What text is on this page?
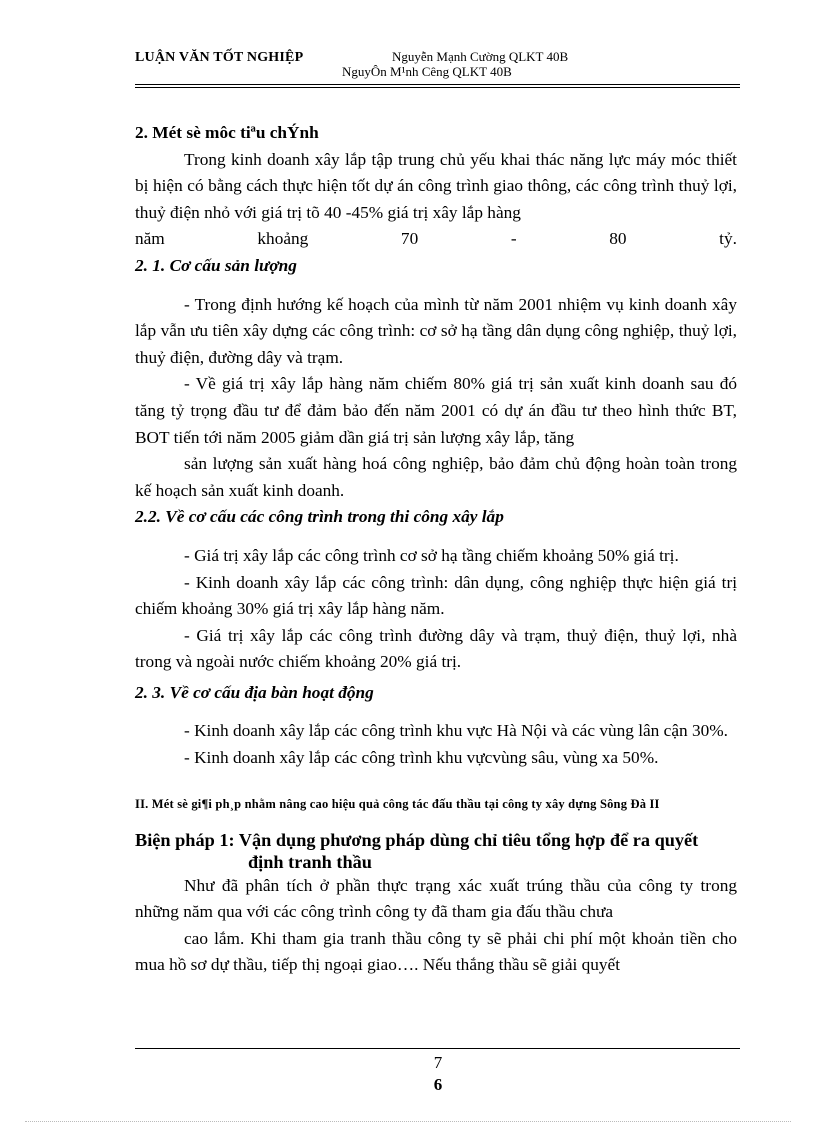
LUẬN VĂN TỐT NGHIỆP	Nguyễn Mạnh Cường QLKT 40B
NguyÔn M¹nh Cêng QLKT 40B

2. Mét sè môc tiªu chÝnh

Trong kinh doanh xây lắp tập trung chủ yếu khai thác năng lực máy móc thiết bị hiện có bằng cách thực hiện tốt dự án công trình giao thông, các công trình thuỷ lợi, thuỷ điện nhỏ với giá trị tõ 40 -45% giá trị xây lắp hàng

năm	khoảng	70	-	80	tỷ.

2. 1. Cơ cấu sản lượng

- Trong định hướng kế hoạch của mình từ năm 2001 nhiệm vụ kinh doanh xây lắp vẫn ưu tiên xây dựng các công trình: cơ sở hạ tầng dân dụng công nghiệp, thuỷ lợi, thuỷ điện, đường dây và trạm.

- Về giá trị xây lắp hàng năm chiếm 80% giá trị sản xuất kinh doanh sau đó tăng tỷ trọng đầu tư để đảm bảo đến năm 2001 có dự án đầu tư theo hình thức BT, BOT tiến tới năm 2005 giảm dần giá trị sản lượng xây lắp, tăng

sản lượng sản xuất hàng hoá công nghiệp, bảo đảm chủ động hoàn toàn trong kế hoạch sản xuất kinh doanh.

2.2. Về cơ cấu các công trình trong thi công xây lắp

- Giá trị xây lắp các công trình cơ sở hạ tầng chiếm khoảng 50% giá trị.

- Kinh doanh xây lắp các công trình: dân dụng, công nghiệp thực hiện giá trị chiếm khoảng 30% giá trị xây lắp hàng năm.

- Giá trị xây lắp các công trình đường dây và trạm, thuỷ điện, thuỷ lợi, nhà trong và ngoài nước chiếm khoảng 20% giá trị.

2. 3. Về cơ cấu địa bàn hoạt động

- Kinh doanh xây lắp các công trình khu vực Hà Nội và các vùng lân cận 30%.

- Kinh doanh xây lắp các công trình khu vựcvùng sâu, vùng xa 50%.

II. Mét sè gi¶i ph¸p nhằm nâng cao hiệu quả công tác đấu thầu tại công ty xây dựng Sông Đà II

Biện pháp 1: Vận dụng phương pháp dùng chỉ tiêu tổng hợp để ra quyết

định tranh thầu

Như đã phân tích ở phần thực trạng xác xuất trúng thầu của công ty trong những năm qua với các công trình công ty đã tham gia đấu thầu chưa

cao lắm. Khi tham gia tranh thầu công ty sẽ phải chi phí một khoản tiền cho mua hồ sơ dự thầu, tiếp thị ngoại giao…. Nếu thắng thầu sẽ giải quyết

7
6
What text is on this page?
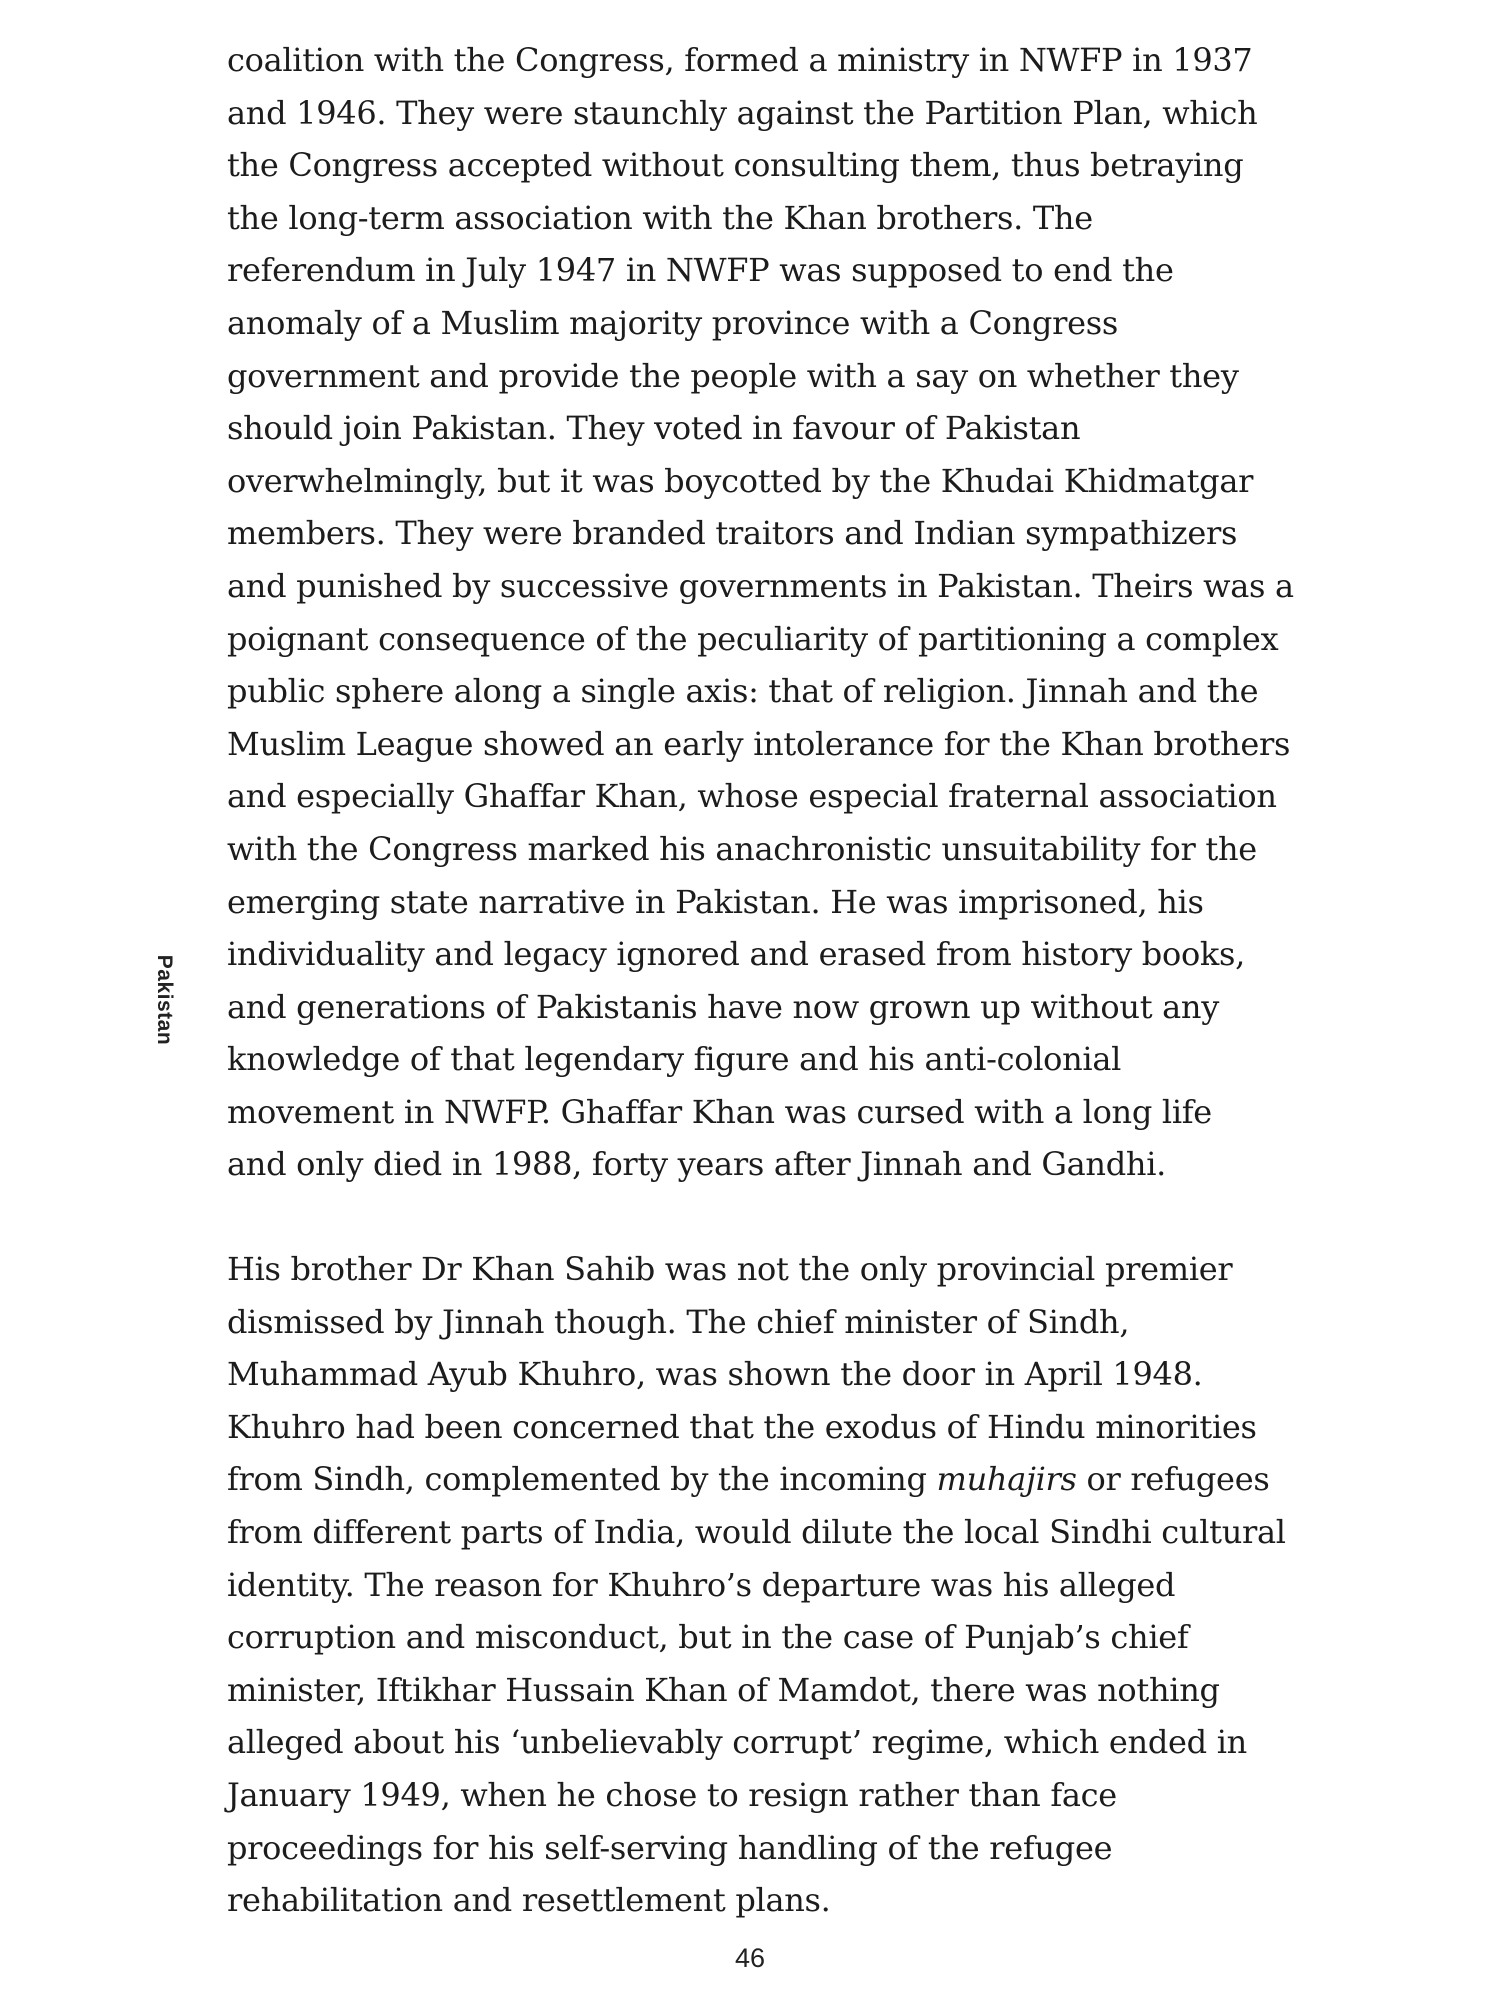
Pakistan
coalition with the Congress, formed a ministry in NWFP in 1937
and 1946. They were staunchly against the Partition Plan, which
the Congress accepted without consulting them, thus betraying
the long-term association with the Khan brothers. The
referendum in July 1947 in NWFP was supposed to end the
anomaly of a Muslim majority province with a Congress
government and provide the people with a say on whether they
should join Pakistan. They voted in favour of Pakistan
overwhelmingly, but it was boycotted by the Khudai Khidmatgar
members. They were branded traitors and Indian sympathizers
and punished by successive governments in Pakistan. Theirs was a
poignant consequence of the peculiarity of partitioning a complex
public sphere along a single axis: that of religion. Jinnah and the
Muslim League showed an early intolerance for the Khan brothers
and especially Ghaffar Khan, whose especial fraternal association
with the Congress marked his anachronistic unsuitability for the
emerging state narrative in Pakistan. He was imprisoned, his
individuality and legacy ignored and erased from history books,
and generations of Pakistanis have now grown up without any
knowledge of that legendary figure and his anti-colonial
movement in NWFP. Ghaffar Khan was cursed with a long life
and only died in 1988, forty years after Jinnah and Gandhi.
His brother Dr Khan Sahib was not the only provincial premier
dismissed by Jinnah though. The chief minister of Sindh,
Muhammad Ayub Khuhro, was shown the door in April 1948.
Khuhro had been concerned that the exodus of Hindu minorities
from Sindh, complemented by the incoming muhajirs or refugees
from different parts of India, would dilute the local Sindhi cultural
identity. The reason for Khuhro’s departure was his alleged
corruption and misconduct, but in the case of Punjab’s chief
minister, Iftikhar Hussain Khan of Mamdot, there was nothing
alleged about his ‘unbelievably corrupt’ regime, which ended in
January 1949, when he chose to resign rather than face
proceedings for his self-serving handling of the refugee
rehabilitation and resettlement plans.
46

**DO THIS:**
Find every line in the records above that contains the word "tranh", and copy each one.

**SOLUTION FOR THIS EXERCISE:**
định tranh thầu
cao lắm. Khi tham gia tranh thầu công ty sẽ phải chi phí một khoản tiền cho mua hồ sơ dự thầu, tiếp thị ngoại giao…. Nếu thắng thầu sẽ giải quyết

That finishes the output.